> _Exercise_
Where a line below holds the string "обязательному", copy that line.

::: Records for the exercise :::

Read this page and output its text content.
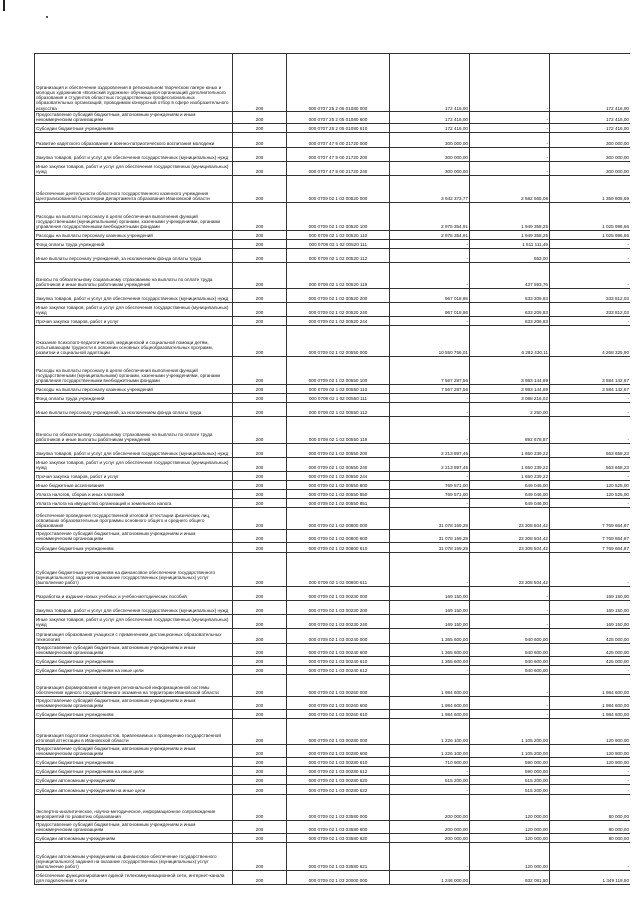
Организация и обеспечение оздоровления в региональном творческом лагере юных и молодых художников «Волжский художник» обучающихся организаций дополнительного образования и студентов областных государственных профессиональных образовательных организаций, проводимом конкурсный отбор в сфере изобразительного искусства	200	000 0707 25 2 05 01080 000	172 416,00	-	172 416,00
Предоставление субсидий бюджетным, автономным учреждениям и иным некоммерческим организациям	200	000 0707 25 2 05 01080 600	172 416,00	-	172 416,00
Субсидии бюджетным учреждениям	200	000 0707 25 2 05 01080 610	172 416,00	-	172 416,00
Развитие кадетского образования и военно-патриотического воспитания молодежи	200	000 0707 47 9 00 21720 000	300 000,00	-	300 000,00
Закупка товаров, работ и услуг для обеспечения государственных (муниципальных) нужд	200	000 0707 47 9 00 21720 200	300 000,00	-	300 000,00
Иные закупки товаров, работ и услуг для обеспечения государственных (муниципальных) нужд	200	000 0707 47 9 00 21720 240	300 000,00	-	300 000,00
Обеспечение деятельности областного государственного казенного учреждения Централизованной бухгалтерии Департамента образования Ивановской области	200	000 0709 02 1 02 00520 000	3 942 373,77	2 582 565,08	1 359 808,69
Расходы на выплаты персоналу в целях обеспечения выполнения функций государственными (муниципальными) органами, казенными учреждениями, органами управления государственными внебюджетными фондами	200	000 0709 02 1 02 00520 100	2 975 354,91	1 949 358,25	1 025 996,66
Расходы на выплаты персоналу казенных учреждений	200	000 0709 02 1 02 00520 110	2 975 354,91	1 949 358,25	1 025 996,66
Фонд оплаты труда учреждений	200	000 0709 02 1 02 00520 111	-	1 511 111,49	-
Иные выплаты персоналу учреждений, за исключением фонда оплаты труда	200	000 0709 02 1 02 00520 112	-	653,00	-
Взносы по обязательному социальному страхованию на выплаты по оплате труда работников и иные выплаты работникам учреждений	200	000 0709 02 1 02 00520 119	-	437 593,76	-
Закупка товаров, работ и услуг для обеспечения государственных (муниципальных) нужд	200	000 0709 02 1 02 00520 200	967 018,86	633 206,83	333 812,03
Иные закупки товаров, работ и услуг для обеспечения государственных (муниципальных) нужд	200	000 0709 02 1 02 00520 240	967 018,86	633 206,83	333 812,03
Прочая закупка товаров, работ и услуг	200	000 0709 02 1 02 00520 244	-	633 206,83	-
Оказание психолого-педагогической, медицинской и социальной помощи детям, испытывающим трудности в освоении основных общеобразовательных программ, развитии и социальной адаптации	200	000 0709 02 1 02 00550 000	10 550 756,01	6 282 430,11	4 268 325,90
Расходы на выплаты персоналу в целях обеспечения выполнения функций государственными (муниципальными) органами, казенными учреждениями, органами управления государственными внебюджетными фондами	200	000 0709 02 1 02 00550 100	7 567 287,56	3 983 144,89	3 584 142,67
Расходы на выплаты персоналу казенных учреждений	200	000 0709 02 1 02 00550 110	7 567 287,56	3 983 144,89	3 584 142,67
Фонд оплаты труда учреждений	200	000 0709 02 1 02 00550 111	-	3 088 216,02	-
Иные выплаты персоналу учреждений, за исключением фонда оплаты труда	200	000 0709 02 1 02 00550 112	-	2 250,00	-
Взносы по обязательному социальному страхованию на выплаты по оплате труда работников и иные выплаты работникам учреждений	200	000 0709 02 1 02 00550 119	-	892 678,87	-
Закупка товаров, работ и услуг для обеспечения государственных (муниципальных) нужд	200	000 0709 02 1 02 00550 200	2 213 897,45	1 650 239,22	563 658,23
Иные закупки товаров, работ и услуг для обеспечения государственных (муниципальных) нужд	200	000 0709 02 1 02 00550 240	2 213 897,45	1 650 239,22	563 658,23
Прочая закупка товаров, работ и услуг	200	000 0709 02 1 02 00550 244	-	1 650 239,22	-
Иные бюджетные ассигнования	200	000 0709 02 1 02 00550 800	769 571,00	649 046,00	120 525,00
Уплата налогов, сборов и иных платежей	200	000 0709 02 1 02 00550 850	769 571,00	649 046,00	120 525,00
Уплата налога на имущество организаций и земельного налога	200	000 0709 02 1 02 00550 851	-	649 046,00	-
Обеспечение проведения государственной итоговой аттестации физических лиц, освоивших образовательные программы основного общего и среднего общего образования	200	000 0709 02 1 02 00800 000	31 078 169,29	23 308 504,42	7 769 664,87
Предоставление субсидий бюджетным, автономным учреждениям и иным некоммерческим организациям	200	000 0709 02 1 02 00800 600	31 078 169,29	23 308 504,42	7 769 664,87
Субсидии бюджетным учреждениям	200	000 0709 02 1 02 00800 610	31 078 169,29	23 308 504,42	7 769 664,87
Субсидии бюджетным учреждениям на финансовое обеспечение государственного (муниципального) задания на оказание государственных (муниципальных) услуг (выполнение работ)	200	000 0709 02 1 02 00800 611	-	23 308 504,42	-
Разработка и издание новых учебных и учебно-методических пособий	200	000 0709 02 1 03 00230 000	169 150,00	-	169 150,00
Закупка товаров, работ и услуг для обеспечения государственных (муниципальных) нужд	200	000 0709 02 1 03 00230 200	169 150,00	-	169 150,00
Иные закупки товаров, работ и услуг для обеспечения государственных (муниципальных) нужд	200	000 0709 02 1 03 00230 240	169 150,00	-	169 150,00
Организация образования учащихся с применением дистанционных образовательных технологий	200	000 0709 02 1 03 00240 000	1 365 600,00	940 600,00	425 000,00
Предоставление субсидий бюджетным, автономным учреждениям и иным некоммерческим организациям	200	000 0709 02 1 03 00240 600	1 365 600,00	940 600,00	425 000,00
Субсидии бюджетным учреждениям	200	000 0709 02 1 03 00240 610	1 365 600,00	940 600,00	425 000,00
Субсидии бюджетным учреждениям на иные цели	200	000 0709 02 1 03 00240 612	-	940 600,00	-
Организация формирования и ведения региональной информационной системы обеспечения единого государственного экзамена на территории Ивановской области	200	000 0709 02 1 03 00260 000	1 984 600,00	-	1 984 600,00
Предоставление субсидий бюджетным, автономным учреждениям и иным некоммерческим организациям	200	000 0709 02 1 03 00260 600	1 984 600,00	-	1 984 600,00
Субсидии бюджетным учреждениям	200	000 0709 02 1 03 00260 610	1 984 600,00	-	1 984 600,00
Организация подготовки специалистов, привлекаемых к проведению государственной итоговой аттестации в Ивановской области	200	000 0709 02 1 03 00280 000	1 226 100,00	1 105 200,00	120 900,00
Предоставление субсидий бюджетным, автономным учреждениям и иным некоммерческим организациям	200	000 0709 02 1 03 00280 600	1 226 100,00	1 105 200,00	120 900,00
Субсидии бюджетным учреждениям	200	000 0709 02 1 03 00280 610	710 900,00	590 000,00	120 900,00
Субсидии бюджетным учреждениям на иные цели	200	000 0709 02 1 03 00280 612	-	590 000,00	-
Субсидии автономным учреждениям	200	000 0709 02 1 03 00280 620	515 200,00	515 200,00	-
Субсидии автономным учреждениям на иные цели	200	000 0709 02 1 03 00280 622	-	515 200,00	-
Экспертно-аналитическое, научно-методическое, информационное сопровождение мероприятий по развитию образования	200	000 0709 02 1 03 03580 000	200 000,00	120 000,00	80 000,00
Предоставление субсидий бюджетным, автономным учреждениям и иным некоммерческим организациям	200	000 0709 02 1 03 03580 600	200 000,00	120 000,00	80 000,00
Субсидии автономным учреждениям	200	000 0709 02 1 03 03580 620	200 000,00	120 000,00	80 000,00
Субсидии автономным учреждениям на финансовое обеспечение государственного (муниципального) задания на оказание государственных (муниципальных) услуг (выполнение работ)	200	000 0709 02 1 03 03580 621	-	120 000,00	-
Обеспечение функционирования единой телекоммуникационной сети, интернет-канала для подключения к сети	200	000 0709 02 1 03 20000 000	1 246 000,00	932 081,50	1 349 118,50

:::

> _Finished exercise_
Взносы по обязательному социальному страхованию на выплаты по оплате труда работников и иные выплаты работникам учреждений	200	000 0709 02 1 02 00520 119	-	437 593,76	-
Взносы по обязательному социальному страхованию на выплаты по оплате труда работников и иные выплаты работникам учреждений	200	000 0709 02 1 02 00550 119	-	892 678,87	-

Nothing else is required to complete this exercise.